__Material for this task__

::::::

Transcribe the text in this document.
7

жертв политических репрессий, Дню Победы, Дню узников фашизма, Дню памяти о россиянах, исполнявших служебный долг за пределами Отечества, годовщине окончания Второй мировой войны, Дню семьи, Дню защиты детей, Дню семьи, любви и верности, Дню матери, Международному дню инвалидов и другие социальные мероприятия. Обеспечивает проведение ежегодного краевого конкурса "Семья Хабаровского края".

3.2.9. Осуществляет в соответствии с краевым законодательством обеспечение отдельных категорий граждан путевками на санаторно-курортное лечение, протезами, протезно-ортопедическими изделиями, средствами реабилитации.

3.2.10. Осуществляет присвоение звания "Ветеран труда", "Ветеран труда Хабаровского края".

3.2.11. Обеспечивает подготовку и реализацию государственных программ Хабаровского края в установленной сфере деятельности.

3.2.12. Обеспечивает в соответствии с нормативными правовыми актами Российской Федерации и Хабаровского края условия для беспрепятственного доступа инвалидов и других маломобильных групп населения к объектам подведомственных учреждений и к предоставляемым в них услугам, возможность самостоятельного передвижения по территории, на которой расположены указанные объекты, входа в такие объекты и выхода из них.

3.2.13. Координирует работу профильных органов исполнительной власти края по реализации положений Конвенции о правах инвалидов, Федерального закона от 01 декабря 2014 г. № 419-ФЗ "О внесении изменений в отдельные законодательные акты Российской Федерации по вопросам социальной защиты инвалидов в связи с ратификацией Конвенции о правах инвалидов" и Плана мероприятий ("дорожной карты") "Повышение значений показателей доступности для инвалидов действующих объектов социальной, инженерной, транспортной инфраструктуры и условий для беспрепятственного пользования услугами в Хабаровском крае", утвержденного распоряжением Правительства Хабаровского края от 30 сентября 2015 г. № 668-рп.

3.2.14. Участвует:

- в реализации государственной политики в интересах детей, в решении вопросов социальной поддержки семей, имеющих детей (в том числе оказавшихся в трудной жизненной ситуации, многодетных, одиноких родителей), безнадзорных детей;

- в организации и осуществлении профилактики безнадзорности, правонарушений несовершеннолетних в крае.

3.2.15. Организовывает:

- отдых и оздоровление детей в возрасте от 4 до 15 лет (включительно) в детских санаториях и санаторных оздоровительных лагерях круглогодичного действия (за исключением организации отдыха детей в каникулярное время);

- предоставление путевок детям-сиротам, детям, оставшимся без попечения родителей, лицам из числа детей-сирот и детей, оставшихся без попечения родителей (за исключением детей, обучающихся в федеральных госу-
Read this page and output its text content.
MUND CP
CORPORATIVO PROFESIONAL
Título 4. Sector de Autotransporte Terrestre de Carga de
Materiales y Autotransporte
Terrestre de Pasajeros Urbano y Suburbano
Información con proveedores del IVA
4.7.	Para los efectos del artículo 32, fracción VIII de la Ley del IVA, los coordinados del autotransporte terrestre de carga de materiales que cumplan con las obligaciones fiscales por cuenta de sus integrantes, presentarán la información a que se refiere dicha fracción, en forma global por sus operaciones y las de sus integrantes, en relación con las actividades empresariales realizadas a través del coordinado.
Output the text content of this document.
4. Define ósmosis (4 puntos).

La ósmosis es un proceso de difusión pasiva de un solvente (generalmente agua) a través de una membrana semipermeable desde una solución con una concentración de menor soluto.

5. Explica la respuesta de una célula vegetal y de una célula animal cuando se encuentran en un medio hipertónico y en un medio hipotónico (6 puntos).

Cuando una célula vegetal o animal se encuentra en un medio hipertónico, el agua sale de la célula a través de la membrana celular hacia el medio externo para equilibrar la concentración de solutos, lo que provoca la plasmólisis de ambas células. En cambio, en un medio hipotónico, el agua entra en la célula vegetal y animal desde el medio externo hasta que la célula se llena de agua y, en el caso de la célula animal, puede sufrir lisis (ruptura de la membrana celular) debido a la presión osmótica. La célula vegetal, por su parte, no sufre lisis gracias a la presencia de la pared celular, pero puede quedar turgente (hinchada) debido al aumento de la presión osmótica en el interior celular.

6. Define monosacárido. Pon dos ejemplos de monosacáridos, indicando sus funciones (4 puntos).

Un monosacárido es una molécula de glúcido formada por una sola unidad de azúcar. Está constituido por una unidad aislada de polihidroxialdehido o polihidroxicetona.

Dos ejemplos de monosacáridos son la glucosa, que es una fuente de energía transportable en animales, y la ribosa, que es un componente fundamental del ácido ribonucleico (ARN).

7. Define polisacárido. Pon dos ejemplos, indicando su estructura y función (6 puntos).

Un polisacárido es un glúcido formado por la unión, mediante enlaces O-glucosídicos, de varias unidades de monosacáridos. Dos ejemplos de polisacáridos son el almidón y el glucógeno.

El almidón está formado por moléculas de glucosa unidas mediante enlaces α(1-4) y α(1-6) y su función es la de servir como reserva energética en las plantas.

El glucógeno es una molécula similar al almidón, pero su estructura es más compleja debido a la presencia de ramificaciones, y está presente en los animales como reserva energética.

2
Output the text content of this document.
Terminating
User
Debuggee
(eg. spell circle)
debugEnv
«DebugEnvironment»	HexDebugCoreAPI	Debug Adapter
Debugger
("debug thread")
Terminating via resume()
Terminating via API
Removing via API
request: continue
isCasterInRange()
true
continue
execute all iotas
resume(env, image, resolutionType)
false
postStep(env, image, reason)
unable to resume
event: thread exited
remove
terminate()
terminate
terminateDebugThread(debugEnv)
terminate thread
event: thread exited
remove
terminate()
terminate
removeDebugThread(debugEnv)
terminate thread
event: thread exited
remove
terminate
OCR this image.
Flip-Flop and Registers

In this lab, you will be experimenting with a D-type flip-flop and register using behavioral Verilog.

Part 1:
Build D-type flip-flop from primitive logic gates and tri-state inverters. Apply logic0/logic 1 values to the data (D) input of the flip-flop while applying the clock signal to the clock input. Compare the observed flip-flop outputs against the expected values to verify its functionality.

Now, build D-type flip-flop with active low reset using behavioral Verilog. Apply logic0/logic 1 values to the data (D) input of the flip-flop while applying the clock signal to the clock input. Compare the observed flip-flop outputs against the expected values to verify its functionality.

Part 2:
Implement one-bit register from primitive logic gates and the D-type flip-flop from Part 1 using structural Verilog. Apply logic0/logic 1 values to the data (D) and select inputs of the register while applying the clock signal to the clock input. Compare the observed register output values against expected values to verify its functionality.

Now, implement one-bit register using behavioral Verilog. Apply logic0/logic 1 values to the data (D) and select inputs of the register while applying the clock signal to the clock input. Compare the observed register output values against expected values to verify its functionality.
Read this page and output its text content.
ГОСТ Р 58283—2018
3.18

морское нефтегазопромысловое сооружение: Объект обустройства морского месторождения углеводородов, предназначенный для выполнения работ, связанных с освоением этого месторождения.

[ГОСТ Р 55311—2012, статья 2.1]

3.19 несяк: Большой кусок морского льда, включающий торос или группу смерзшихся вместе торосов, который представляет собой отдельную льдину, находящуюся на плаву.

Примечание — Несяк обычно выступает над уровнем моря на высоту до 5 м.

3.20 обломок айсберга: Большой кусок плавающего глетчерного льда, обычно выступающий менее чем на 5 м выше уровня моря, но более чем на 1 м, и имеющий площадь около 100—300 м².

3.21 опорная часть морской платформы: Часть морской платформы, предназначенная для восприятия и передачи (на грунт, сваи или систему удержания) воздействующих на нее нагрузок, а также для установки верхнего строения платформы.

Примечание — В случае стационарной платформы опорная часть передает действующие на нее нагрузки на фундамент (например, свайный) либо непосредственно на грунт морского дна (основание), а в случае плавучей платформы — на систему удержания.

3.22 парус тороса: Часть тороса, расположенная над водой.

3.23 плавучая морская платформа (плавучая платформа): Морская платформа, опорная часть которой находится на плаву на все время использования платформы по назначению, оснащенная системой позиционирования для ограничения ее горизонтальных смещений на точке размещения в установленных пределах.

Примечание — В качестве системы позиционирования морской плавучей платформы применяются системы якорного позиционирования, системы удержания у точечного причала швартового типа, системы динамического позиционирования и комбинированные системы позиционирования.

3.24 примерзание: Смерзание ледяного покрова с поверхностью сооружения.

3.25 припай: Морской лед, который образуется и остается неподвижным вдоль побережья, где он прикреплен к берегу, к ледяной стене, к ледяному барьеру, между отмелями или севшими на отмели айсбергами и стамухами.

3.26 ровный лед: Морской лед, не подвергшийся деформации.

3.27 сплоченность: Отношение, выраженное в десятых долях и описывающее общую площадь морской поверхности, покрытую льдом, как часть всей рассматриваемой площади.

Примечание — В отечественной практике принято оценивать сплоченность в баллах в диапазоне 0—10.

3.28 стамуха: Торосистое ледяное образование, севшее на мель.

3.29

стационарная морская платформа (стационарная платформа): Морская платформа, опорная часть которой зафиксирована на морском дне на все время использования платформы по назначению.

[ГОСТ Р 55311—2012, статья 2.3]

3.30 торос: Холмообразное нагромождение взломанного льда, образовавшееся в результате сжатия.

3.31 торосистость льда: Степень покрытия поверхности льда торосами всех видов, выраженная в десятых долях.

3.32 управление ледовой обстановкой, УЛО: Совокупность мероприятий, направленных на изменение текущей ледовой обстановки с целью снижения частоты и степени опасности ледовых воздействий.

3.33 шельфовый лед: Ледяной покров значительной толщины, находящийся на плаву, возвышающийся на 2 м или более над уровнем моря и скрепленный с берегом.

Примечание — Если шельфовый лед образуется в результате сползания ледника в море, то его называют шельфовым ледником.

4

::::::

__Task__
Each line above that includes "более" should be shown.

__Written response__
3.20 обломок айсберга: Большой кусок плавающего глетчерного льда, обычно выступающий менее чем на 5 м выше уровня моря, но более чем на 1 м, и имеющий площадь около 100—300 м².
3.33 шельфовый лед: Ледяной покров значительной толщины, находящийся на плаву, возвышающийся на 2 м или более над уровнем моря и скрепленный с берегом.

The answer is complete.